━━━━━ Dati forniti
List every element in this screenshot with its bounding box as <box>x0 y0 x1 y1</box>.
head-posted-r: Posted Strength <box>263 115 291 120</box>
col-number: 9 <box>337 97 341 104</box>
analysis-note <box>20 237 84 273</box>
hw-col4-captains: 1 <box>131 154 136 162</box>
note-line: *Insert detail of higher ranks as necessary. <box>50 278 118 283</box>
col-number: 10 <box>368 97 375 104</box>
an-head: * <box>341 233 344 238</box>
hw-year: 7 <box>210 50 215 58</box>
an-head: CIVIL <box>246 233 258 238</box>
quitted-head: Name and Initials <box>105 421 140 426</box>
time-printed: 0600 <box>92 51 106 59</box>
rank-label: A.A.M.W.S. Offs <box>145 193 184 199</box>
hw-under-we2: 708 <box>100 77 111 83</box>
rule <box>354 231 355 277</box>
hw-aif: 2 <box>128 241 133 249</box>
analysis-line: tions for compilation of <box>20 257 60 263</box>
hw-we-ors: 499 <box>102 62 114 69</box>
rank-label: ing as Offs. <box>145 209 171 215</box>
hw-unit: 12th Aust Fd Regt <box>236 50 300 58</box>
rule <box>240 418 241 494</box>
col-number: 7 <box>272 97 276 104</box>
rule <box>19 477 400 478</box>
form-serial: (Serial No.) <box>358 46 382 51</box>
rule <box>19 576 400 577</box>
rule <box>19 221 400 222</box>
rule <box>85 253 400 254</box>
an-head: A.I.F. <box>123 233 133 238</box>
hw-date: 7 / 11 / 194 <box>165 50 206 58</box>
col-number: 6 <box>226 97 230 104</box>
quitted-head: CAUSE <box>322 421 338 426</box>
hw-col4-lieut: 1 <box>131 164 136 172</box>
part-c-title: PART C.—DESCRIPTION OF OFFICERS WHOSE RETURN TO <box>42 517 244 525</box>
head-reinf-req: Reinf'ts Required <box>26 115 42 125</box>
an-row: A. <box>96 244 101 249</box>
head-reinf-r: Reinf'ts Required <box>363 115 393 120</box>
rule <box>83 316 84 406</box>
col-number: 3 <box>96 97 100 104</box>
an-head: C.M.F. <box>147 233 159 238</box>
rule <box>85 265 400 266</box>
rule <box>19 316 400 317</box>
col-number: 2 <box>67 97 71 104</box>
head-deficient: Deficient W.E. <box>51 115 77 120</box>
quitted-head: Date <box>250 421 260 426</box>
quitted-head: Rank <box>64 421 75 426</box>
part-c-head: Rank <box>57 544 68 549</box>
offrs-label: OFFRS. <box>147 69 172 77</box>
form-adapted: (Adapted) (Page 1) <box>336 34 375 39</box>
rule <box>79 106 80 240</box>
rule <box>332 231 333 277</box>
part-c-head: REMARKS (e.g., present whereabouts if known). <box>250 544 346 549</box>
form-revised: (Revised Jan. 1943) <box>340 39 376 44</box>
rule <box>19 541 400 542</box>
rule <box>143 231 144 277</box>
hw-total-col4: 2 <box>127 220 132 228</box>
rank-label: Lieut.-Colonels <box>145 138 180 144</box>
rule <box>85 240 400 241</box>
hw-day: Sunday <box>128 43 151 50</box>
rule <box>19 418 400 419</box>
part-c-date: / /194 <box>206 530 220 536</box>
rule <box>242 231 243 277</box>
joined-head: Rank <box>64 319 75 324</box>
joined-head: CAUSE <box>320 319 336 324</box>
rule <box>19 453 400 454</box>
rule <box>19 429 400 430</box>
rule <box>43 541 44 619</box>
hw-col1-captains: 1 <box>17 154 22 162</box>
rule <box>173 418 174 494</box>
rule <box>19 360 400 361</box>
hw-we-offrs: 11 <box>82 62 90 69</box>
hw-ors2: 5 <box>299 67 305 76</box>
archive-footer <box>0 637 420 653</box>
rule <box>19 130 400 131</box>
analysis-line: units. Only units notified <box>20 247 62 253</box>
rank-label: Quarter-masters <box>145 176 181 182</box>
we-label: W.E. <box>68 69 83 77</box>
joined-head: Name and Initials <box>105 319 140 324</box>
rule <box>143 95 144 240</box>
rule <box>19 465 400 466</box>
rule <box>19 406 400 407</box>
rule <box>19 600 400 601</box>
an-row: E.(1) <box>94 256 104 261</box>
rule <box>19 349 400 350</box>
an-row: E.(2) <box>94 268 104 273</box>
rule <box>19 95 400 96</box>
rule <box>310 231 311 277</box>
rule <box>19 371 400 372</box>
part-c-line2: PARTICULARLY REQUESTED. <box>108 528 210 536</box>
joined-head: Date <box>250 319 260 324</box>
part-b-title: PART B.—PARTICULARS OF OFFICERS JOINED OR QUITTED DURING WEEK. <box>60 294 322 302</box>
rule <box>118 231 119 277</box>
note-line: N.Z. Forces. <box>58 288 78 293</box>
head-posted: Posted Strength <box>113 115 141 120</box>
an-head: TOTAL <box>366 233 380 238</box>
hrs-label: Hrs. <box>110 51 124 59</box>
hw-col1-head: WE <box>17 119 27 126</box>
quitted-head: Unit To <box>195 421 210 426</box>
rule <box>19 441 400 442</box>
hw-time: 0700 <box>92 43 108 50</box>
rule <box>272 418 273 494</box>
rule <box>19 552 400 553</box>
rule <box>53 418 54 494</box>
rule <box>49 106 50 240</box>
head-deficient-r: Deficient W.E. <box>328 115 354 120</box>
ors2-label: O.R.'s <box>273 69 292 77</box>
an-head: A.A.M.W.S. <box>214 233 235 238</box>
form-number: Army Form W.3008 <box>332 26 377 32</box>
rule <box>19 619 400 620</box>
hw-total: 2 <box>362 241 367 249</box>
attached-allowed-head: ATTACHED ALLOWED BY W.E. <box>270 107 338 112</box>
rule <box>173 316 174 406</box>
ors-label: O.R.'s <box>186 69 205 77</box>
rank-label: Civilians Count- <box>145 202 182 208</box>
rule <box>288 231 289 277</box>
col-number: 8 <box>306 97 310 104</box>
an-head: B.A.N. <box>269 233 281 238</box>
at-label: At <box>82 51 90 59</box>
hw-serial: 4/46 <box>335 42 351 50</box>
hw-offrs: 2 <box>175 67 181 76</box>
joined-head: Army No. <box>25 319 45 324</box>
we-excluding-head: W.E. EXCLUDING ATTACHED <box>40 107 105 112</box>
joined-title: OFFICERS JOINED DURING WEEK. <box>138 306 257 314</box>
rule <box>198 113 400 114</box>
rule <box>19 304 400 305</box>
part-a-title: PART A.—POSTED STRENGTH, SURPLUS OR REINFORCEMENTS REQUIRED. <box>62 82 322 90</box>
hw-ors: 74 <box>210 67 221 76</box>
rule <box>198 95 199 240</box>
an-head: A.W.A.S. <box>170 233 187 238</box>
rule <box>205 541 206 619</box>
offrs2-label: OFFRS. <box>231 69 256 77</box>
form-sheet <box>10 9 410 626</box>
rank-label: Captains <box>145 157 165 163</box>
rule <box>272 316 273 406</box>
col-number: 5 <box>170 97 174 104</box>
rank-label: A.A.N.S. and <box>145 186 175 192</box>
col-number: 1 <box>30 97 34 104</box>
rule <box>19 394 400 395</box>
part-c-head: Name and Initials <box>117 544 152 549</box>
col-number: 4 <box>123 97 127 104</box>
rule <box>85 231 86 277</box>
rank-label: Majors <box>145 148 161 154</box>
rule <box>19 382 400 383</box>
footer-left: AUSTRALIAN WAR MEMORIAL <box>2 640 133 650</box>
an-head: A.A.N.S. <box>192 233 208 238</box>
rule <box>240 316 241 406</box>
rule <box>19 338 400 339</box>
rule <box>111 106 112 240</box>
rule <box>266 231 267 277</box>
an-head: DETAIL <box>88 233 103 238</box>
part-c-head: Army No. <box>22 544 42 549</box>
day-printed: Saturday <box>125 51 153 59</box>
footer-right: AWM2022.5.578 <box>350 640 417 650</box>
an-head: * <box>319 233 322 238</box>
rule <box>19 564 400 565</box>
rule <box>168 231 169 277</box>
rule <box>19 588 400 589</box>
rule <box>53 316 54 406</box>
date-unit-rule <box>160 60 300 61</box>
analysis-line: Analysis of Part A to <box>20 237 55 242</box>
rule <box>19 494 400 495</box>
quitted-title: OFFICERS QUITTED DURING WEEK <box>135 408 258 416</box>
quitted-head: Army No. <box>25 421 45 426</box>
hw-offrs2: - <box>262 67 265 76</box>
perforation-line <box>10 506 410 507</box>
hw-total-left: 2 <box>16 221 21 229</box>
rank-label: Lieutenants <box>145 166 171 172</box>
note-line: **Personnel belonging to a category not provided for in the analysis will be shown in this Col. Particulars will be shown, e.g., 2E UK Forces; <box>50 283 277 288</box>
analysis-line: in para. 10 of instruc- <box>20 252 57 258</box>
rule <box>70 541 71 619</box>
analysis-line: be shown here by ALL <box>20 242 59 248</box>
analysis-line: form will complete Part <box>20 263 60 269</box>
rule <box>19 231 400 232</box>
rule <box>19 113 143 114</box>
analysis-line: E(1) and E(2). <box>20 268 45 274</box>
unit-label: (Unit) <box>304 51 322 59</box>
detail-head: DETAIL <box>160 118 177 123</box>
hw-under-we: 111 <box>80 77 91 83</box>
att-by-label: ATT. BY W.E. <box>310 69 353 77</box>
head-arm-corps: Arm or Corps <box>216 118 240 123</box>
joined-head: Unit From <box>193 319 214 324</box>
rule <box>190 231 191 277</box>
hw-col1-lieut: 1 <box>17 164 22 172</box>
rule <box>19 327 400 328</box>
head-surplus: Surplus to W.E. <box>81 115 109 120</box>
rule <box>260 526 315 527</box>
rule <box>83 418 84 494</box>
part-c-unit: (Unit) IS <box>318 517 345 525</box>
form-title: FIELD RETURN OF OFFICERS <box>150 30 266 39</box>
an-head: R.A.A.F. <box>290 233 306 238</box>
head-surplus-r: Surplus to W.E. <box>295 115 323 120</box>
━━━━━━━━━━
Esercizio ::
Trascrivi senza alcuna modifica le voci che vanno dall'inizio fino alla riga contenente "rule <box>354 231 355 277</box>", quest'ultima compresa.

Soluzione dell'esercizio ::
List every element in this screenshot with its bounding box as <box>x0 y0 x1 y1</box>.
head-posted-r: Posted Strength <box>263 115 291 120</box>
col-number: 9 <box>337 97 341 104</box>
analysis-note <box>20 237 84 273</box>
hw-col4-captains: 1 <box>131 154 136 162</box>
note-line: *Insert detail of higher ranks as necessary. <box>50 278 118 283</box>
col-number: 10 <box>368 97 375 104</box>
an-head: * <box>341 233 344 238</box>
hw-year: 7 <box>210 50 215 58</box>
an-head: CIVIL <box>246 233 258 238</box>
quitted-head: Name and Initials <box>105 421 140 426</box>
time-printed: 0600 <box>92 51 106 59</box>
rank-label: A.A.M.W.S. Offs <box>145 193 184 199</box>
hw-under-we2: 708 <box>100 77 111 83</box>
rule <box>354 231 355 277</box>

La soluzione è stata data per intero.